Excerpt from a dataset
--- start ---

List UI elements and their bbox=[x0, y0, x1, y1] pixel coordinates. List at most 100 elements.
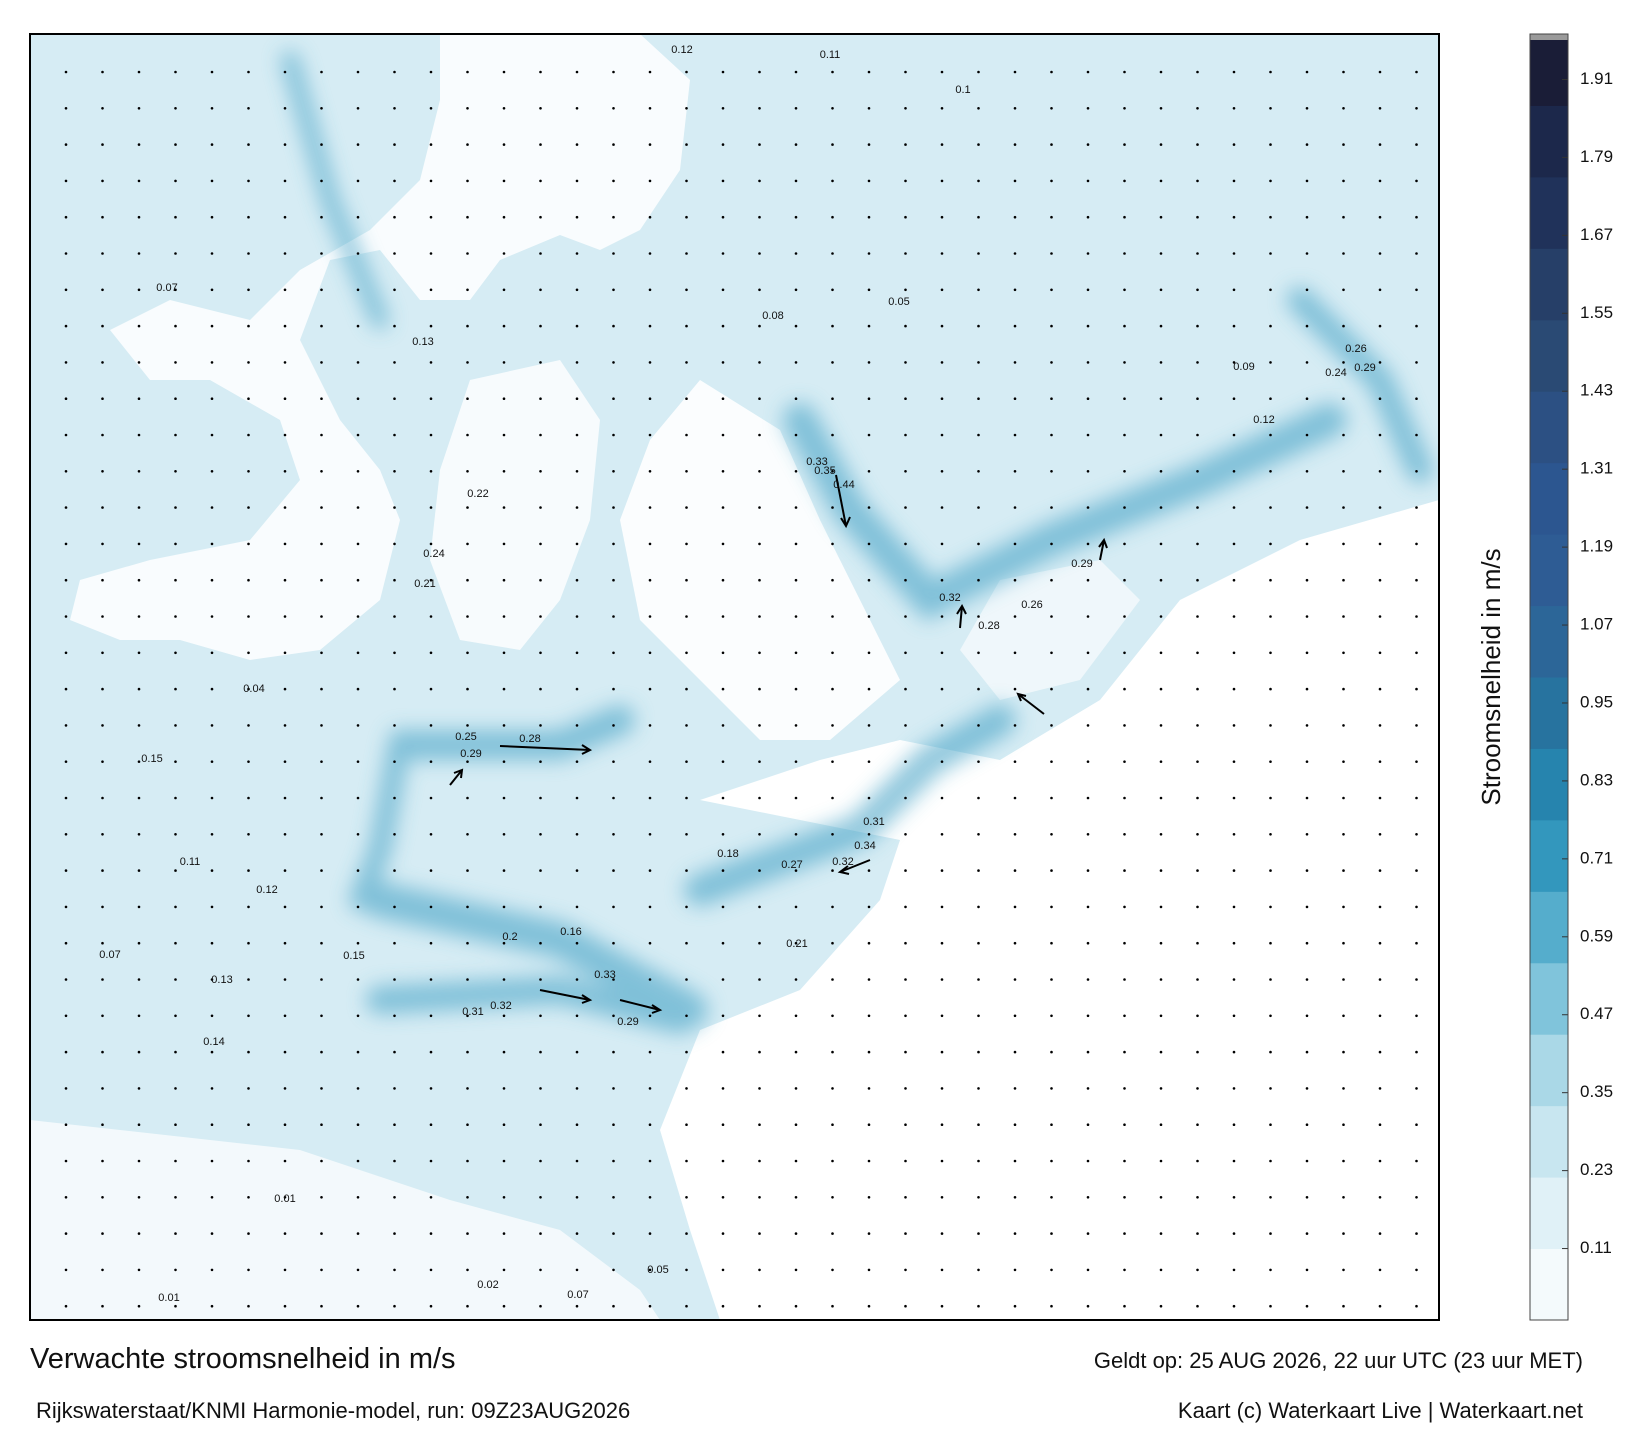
grid-dot bbox=[1086, 1050, 1090, 1054]
grid-dot bbox=[101, 324, 104, 328]
grid-dot bbox=[1159, 288, 1163, 292]
grid-dot bbox=[1342, 1304, 1345, 1308]
grid-dot bbox=[1013, 905, 1017, 909]
grid-dot bbox=[794, 215, 798, 219]
grid-dot bbox=[794, 760, 798, 763]
grid-dot bbox=[101, 578, 104, 582]
grid-dot bbox=[904, 615, 907, 618]
grid-dot bbox=[466, 542, 469, 546]
grid-dot bbox=[429, 1232, 433, 1235]
grid-dot bbox=[1196, 361, 1199, 364]
grid-dot bbox=[721, 1087, 725, 1090]
grid-dot bbox=[1232, 651, 1236, 655]
speed-label: 0.12 bbox=[671, 44, 692, 56]
grid-dot bbox=[612, 578, 615, 582]
grid-dot bbox=[904, 1014, 907, 1018]
colorbar-tick-label: 0.95 bbox=[1580, 692, 1613, 711]
grid-dot bbox=[648, 433, 652, 437]
grid-dot bbox=[283, 905, 287, 909]
grid-dot bbox=[904, 1050, 907, 1054]
speed-label: 0.1 bbox=[955, 84, 970, 96]
grid-dot bbox=[612, 542, 615, 546]
grid-dot bbox=[1378, 978, 1382, 981]
grid-dot bbox=[174, 1050, 177, 1054]
grid-dot bbox=[904, 833, 907, 836]
grid-dot bbox=[466, 215, 469, 219]
grid-dot bbox=[831, 978, 834, 981]
grid-dot bbox=[977, 1196, 980, 1199]
grid-dot bbox=[174, 324, 177, 328]
grid-dot bbox=[867, 687, 871, 691]
grid-dot bbox=[1159, 905, 1163, 909]
grid-dot bbox=[466, 578, 469, 582]
grid-dot bbox=[867, 506, 871, 509]
grid-dot bbox=[1342, 324, 1345, 328]
grid-dot bbox=[1013, 470, 1017, 473]
grid-dot bbox=[867, 324, 871, 328]
grid-dot bbox=[1050, 1196, 1053, 1199]
grid-dot bbox=[1050, 651, 1053, 655]
grid-dot bbox=[502, 1268, 506, 1272]
grid-dot bbox=[685, 615, 688, 618]
grid-dot bbox=[1196, 1014, 1199, 1018]
grid-dot bbox=[867, 1087, 871, 1090]
grid-dot bbox=[210, 470, 214, 473]
grid-dot bbox=[1415, 542, 1418, 546]
grid-dot bbox=[1123, 615, 1126, 618]
grid-dot bbox=[1415, 1304, 1418, 1308]
colorbar-tick-label: 1.55 bbox=[1580, 303, 1613, 322]
grid-dot bbox=[1305, 324, 1309, 328]
grid-dot bbox=[648, 905, 652, 909]
grid-dot bbox=[210, 687, 214, 691]
grid-dot bbox=[1159, 506, 1163, 509]
grid-dot bbox=[831, 397, 834, 401]
grid-dot bbox=[1013, 70, 1017, 74]
grid-dot bbox=[612, 760, 615, 763]
grid-dot bbox=[1159, 1087, 1163, 1090]
grid-dot bbox=[575, 252, 579, 255]
grid-dot bbox=[758, 1268, 761, 1272]
grid-dot bbox=[1013, 179, 1017, 183]
grid-dot bbox=[1013, 1268, 1017, 1272]
grid-dot bbox=[1378, 941, 1382, 945]
speed-label: 0.33 bbox=[594, 969, 615, 981]
speed-label: 0.32 bbox=[832, 856, 853, 868]
grid-dot bbox=[1086, 651, 1090, 655]
grid-dot bbox=[831, 433, 834, 437]
grid-dot bbox=[1378, 215, 1382, 219]
grid-dot bbox=[210, 1087, 214, 1090]
grid-dot bbox=[356, 506, 360, 509]
grid-dot bbox=[283, 615, 287, 618]
grid-dot bbox=[1269, 288, 1272, 292]
grid-dot bbox=[794, 1087, 798, 1090]
grid-dot bbox=[1159, 1050, 1163, 1054]
grid-dot bbox=[1013, 288, 1017, 292]
grid-dot bbox=[1269, 215, 1272, 219]
grid-dot bbox=[1269, 1268, 1272, 1272]
grid-dot bbox=[1086, 1087, 1090, 1090]
grid-dot bbox=[247, 1232, 250, 1235]
grid-dot bbox=[940, 1123, 944, 1126]
grid-dot bbox=[1305, 433, 1309, 437]
grid-dot bbox=[539, 687, 542, 691]
grid-dot bbox=[1086, 107, 1090, 110]
grid-dot bbox=[904, 470, 907, 473]
grid-dot bbox=[794, 1159, 798, 1163]
grid-dot bbox=[612, 1123, 615, 1126]
grid-dot bbox=[977, 1304, 980, 1308]
grid-dot bbox=[940, 941, 944, 945]
grid-dot bbox=[320, 978, 323, 981]
grid-dot bbox=[648, 107, 652, 110]
grid-dot bbox=[1196, 70, 1199, 74]
grid-dot bbox=[210, 397, 214, 401]
grid-dot bbox=[612, 1087, 615, 1090]
grid-dot bbox=[283, 941, 287, 945]
grid-dot bbox=[283, 215, 287, 219]
grid-dot bbox=[1305, 760, 1309, 763]
grid-dot bbox=[794, 542, 798, 546]
grid-dot bbox=[904, 215, 907, 219]
grid-dot bbox=[1269, 1196, 1272, 1199]
grid-dot bbox=[1050, 578, 1053, 582]
grid-dot bbox=[1196, 869, 1199, 872]
grid-dot bbox=[101, 869, 104, 872]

--- end ---

Repeat every line of the items above word for word, leaving out the pictures.

◆ **Solution to this problem**:
List UI elements and their bbox=[x0, y0, x1, y1] pixel coordinates. List at most 100 elements.
grid-dot bbox=[1086, 1050, 1090, 1054]
grid-dot bbox=[101, 324, 104, 328]
grid-dot bbox=[1159, 288, 1163, 292]
grid-dot bbox=[1342, 1304, 1345, 1308]
grid-dot bbox=[1013, 905, 1017, 909]
grid-dot bbox=[794, 215, 798, 219]
grid-dot bbox=[794, 760, 798, 763]
grid-dot bbox=[101, 578, 104, 582]
grid-dot bbox=[904, 615, 907, 618]
grid-dot bbox=[466, 542, 469, 546]
grid-dot bbox=[429, 1232, 433, 1235]
grid-dot bbox=[1196, 361, 1199, 364]
grid-dot bbox=[721, 1087, 725, 1090]
grid-dot bbox=[1232, 651, 1236, 655]
speed-label: 0.12 bbox=[671, 44, 692, 56]
grid-dot bbox=[612, 578, 615, 582]
grid-dot bbox=[904, 1014, 907, 1018]
colorbar-tick-label: 0.95 bbox=[1580, 692, 1613, 711]
grid-dot bbox=[648, 433, 652, 437]
grid-dot bbox=[283, 905, 287, 909]
grid-dot bbox=[904, 1050, 907, 1054]
speed-label: 0.1 bbox=[955, 84, 970, 96]
grid-dot bbox=[612, 542, 615, 546]
grid-dot bbox=[1378, 978, 1382, 981]
grid-dot bbox=[174, 1050, 177, 1054]
grid-dot bbox=[904, 833, 907, 836]
grid-dot bbox=[466, 215, 469, 219]
grid-dot bbox=[831, 978, 834, 981]
grid-dot bbox=[977, 1196, 980, 1199]
grid-dot bbox=[174, 324, 177, 328]
grid-dot bbox=[867, 687, 871, 691]
grid-dot bbox=[1159, 905, 1163, 909]
grid-dot bbox=[466, 578, 469, 582]
grid-dot bbox=[867, 506, 871, 509]
grid-dot bbox=[1342, 324, 1345, 328]
grid-dot bbox=[1013, 470, 1017, 473]
grid-dot bbox=[867, 324, 871, 328]
grid-dot bbox=[1050, 1196, 1053, 1199]
grid-dot bbox=[1050, 651, 1053, 655]
grid-dot bbox=[502, 1268, 506, 1272]
grid-dot bbox=[685, 615, 688, 618]
grid-dot bbox=[1196, 1014, 1199, 1018]
grid-dot bbox=[867, 1087, 871, 1090]
grid-dot bbox=[210, 470, 214, 473]
grid-dot bbox=[1415, 542, 1418, 546]
grid-dot bbox=[1123, 615, 1126, 618]
grid-dot bbox=[1415, 1304, 1418, 1308]
colorbar-tick-label: 1.55 bbox=[1580, 303, 1613, 322]
grid-dot bbox=[1305, 324, 1309, 328]
grid-dot bbox=[648, 905, 652, 909]
grid-dot bbox=[210, 687, 214, 691]
grid-dot bbox=[1159, 506, 1163, 509]
grid-dot bbox=[831, 397, 834, 401]
grid-dot bbox=[1013, 70, 1017, 74]
grid-dot bbox=[612, 760, 615, 763]
grid-dot bbox=[1159, 1087, 1163, 1090]
grid-dot bbox=[575, 252, 579, 255]
grid-dot bbox=[758, 1268, 761, 1272]
grid-dot bbox=[1013, 179, 1017, 183]
grid-dot bbox=[1013, 1268, 1017, 1272]
grid-dot bbox=[1378, 941, 1382, 945]
speed-label: 0.33 bbox=[594, 969, 615, 981]
speed-label: 0.32 bbox=[832, 856, 853, 868]
grid-dot bbox=[1086, 651, 1090, 655]
grid-dot bbox=[831, 433, 834, 437]
grid-dot bbox=[1378, 215, 1382, 219]
grid-dot bbox=[210, 1087, 214, 1090]
grid-dot bbox=[356, 506, 360, 509]
grid-dot bbox=[283, 615, 287, 618]
grid-dot bbox=[1269, 288, 1272, 292]
grid-dot bbox=[794, 1087, 798, 1090]
grid-dot bbox=[1159, 1050, 1163, 1054]
grid-dot bbox=[1013, 288, 1017, 292]
grid-dot bbox=[1269, 215, 1272, 219]
grid-dot bbox=[1269, 1268, 1272, 1272]
grid-dot bbox=[1086, 1087, 1090, 1090]
grid-dot bbox=[247, 1232, 250, 1235]
grid-dot bbox=[940, 1123, 944, 1126]
grid-dot bbox=[1305, 433, 1309, 437]
grid-dot bbox=[539, 687, 542, 691]
grid-dot bbox=[1086, 107, 1090, 110]
grid-dot bbox=[904, 470, 907, 473]
grid-dot bbox=[794, 1159, 798, 1163]
grid-dot bbox=[612, 1123, 615, 1126]
grid-dot bbox=[977, 1304, 980, 1308]
grid-dot bbox=[940, 941, 944, 945]
grid-dot bbox=[320, 978, 323, 981]
grid-dot bbox=[648, 107, 652, 110]
grid-dot bbox=[1196, 70, 1199, 74]
grid-dot bbox=[210, 397, 214, 401]
grid-dot bbox=[612, 1087, 615, 1090]
grid-dot bbox=[283, 941, 287, 945]
grid-dot bbox=[283, 215, 287, 219]
grid-dot bbox=[1305, 760, 1309, 763]
grid-dot bbox=[794, 542, 798, 546]
grid-dot bbox=[904, 215, 907, 219]
grid-dot bbox=[1269, 1196, 1272, 1199]
grid-dot bbox=[1050, 578, 1053, 582]
grid-dot bbox=[1196, 869, 1199, 872]
grid-dot bbox=[101, 869, 104, 872]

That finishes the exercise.